*Goal of the exercise*.
Please copy every line of the material below word for word, leaving out the pictures.

*Source records*.
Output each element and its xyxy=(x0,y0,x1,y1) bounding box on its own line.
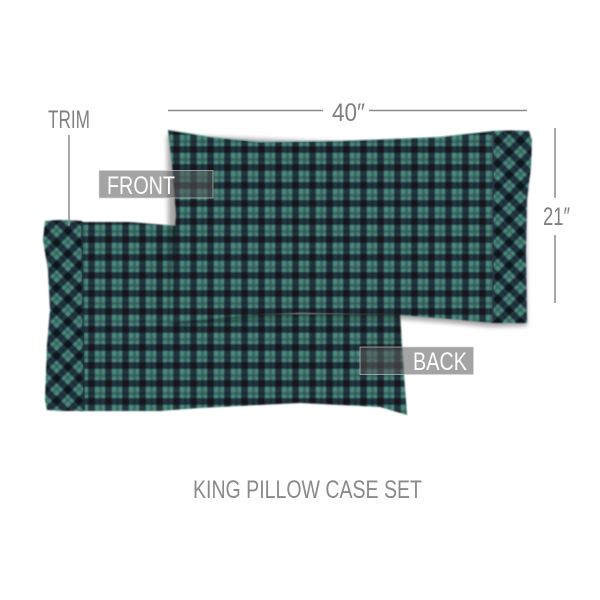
label: FRONT: FRONT xyxy=(107,172,175,200)
back pillow trim cuff xyxy=(43,220,84,411)
back pillow case xyxy=(43,220,407,415)
dimension: width 40 inches: 40″ xyxy=(332,99,365,127)
front pillow case xyxy=(168,130,532,323)
dimension: height 21 inches: 21″ xyxy=(543,203,570,231)
label: BACK xyxy=(360,347,474,376)
cuff seam xyxy=(492,131,494,323)
callout: trim xyxy=(48,106,90,226)
back pillow body xyxy=(80,222,407,415)
top flange edge xyxy=(168,130,493,142)
front pillow shadow xyxy=(167,135,527,327)
caption: KING PILLOW CASE SET xyxy=(193,476,422,504)
cuff seam xyxy=(82,222,84,410)
front pillow trim cuff xyxy=(493,130,532,323)
front pillow body xyxy=(168,130,493,323)
callout: trim: TRIM xyxy=(48,106,90,134)
label: BACK: BACK xyxy=(413,348,467,376)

*Output of the task*.
Output each element and its xyxy=(x0,y0,x1,y1) bounding box on its own line.
label: FRONT: FRONT xyxy=(107,172,175,200)
back pillow trim cuff xyxy=(43,220,84,411)
back pillow case xyxy=(43,220,407,415)
dimension: width 40 inches: 40″ xyxy=(332,99,365,127)
front pillow case xyxy=(168,130,532,323)
dimension: height 21 inches: 21″ xyxy=(543,203,570,231)
label: BACK xyxy=(360,347,474,376)
cuff seam xyxy=(492,131,494,323)
callout: trim xyxy=(48,106,90,226)
back pillow body xyxy=(80,222,407,415)
top flange edge xyxy=(168,130,493,142)
front pillow shadow xyxy=(167,135,527,327)
caption: KING PILLOW CASE SET xyxy=(193,476,422,504)
cuff seam xyxy=(82,222,84,410)
front pillow trim cuff xyxy=(493,130,532,323)
front pillow body xyxy=(168,130,493,323)
callout: trim: TRIM xyxy=(48,106,90,134)
label: BACK: BACK xyxy=(413,348,467,376)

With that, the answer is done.